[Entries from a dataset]

◇ ◇ ◇ ◇

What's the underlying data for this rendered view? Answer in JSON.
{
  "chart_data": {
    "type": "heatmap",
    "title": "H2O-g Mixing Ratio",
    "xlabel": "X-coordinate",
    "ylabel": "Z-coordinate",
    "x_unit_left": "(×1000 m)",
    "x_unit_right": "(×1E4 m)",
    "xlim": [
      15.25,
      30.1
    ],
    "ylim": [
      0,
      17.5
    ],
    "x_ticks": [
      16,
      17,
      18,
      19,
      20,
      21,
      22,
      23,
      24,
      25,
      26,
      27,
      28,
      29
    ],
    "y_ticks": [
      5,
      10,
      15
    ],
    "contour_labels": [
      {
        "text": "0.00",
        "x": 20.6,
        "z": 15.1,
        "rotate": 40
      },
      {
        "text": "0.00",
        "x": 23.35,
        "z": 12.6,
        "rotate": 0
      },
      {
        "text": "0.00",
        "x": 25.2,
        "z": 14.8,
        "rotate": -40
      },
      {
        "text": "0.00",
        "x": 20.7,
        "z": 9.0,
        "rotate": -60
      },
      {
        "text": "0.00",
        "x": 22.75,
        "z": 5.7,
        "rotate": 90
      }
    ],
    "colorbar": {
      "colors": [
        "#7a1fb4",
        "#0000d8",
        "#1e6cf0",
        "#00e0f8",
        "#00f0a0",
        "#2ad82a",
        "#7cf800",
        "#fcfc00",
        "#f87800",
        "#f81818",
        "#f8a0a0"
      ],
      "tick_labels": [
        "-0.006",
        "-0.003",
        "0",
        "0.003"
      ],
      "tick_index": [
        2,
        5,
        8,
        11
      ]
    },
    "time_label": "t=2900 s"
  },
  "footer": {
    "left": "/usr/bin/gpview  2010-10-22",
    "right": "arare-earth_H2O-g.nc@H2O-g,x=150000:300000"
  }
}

◇ ◇ ◇ ◇

Exercise goal:
Count every line in the listing above that holds "rotate", then report only the count.

Task output:
5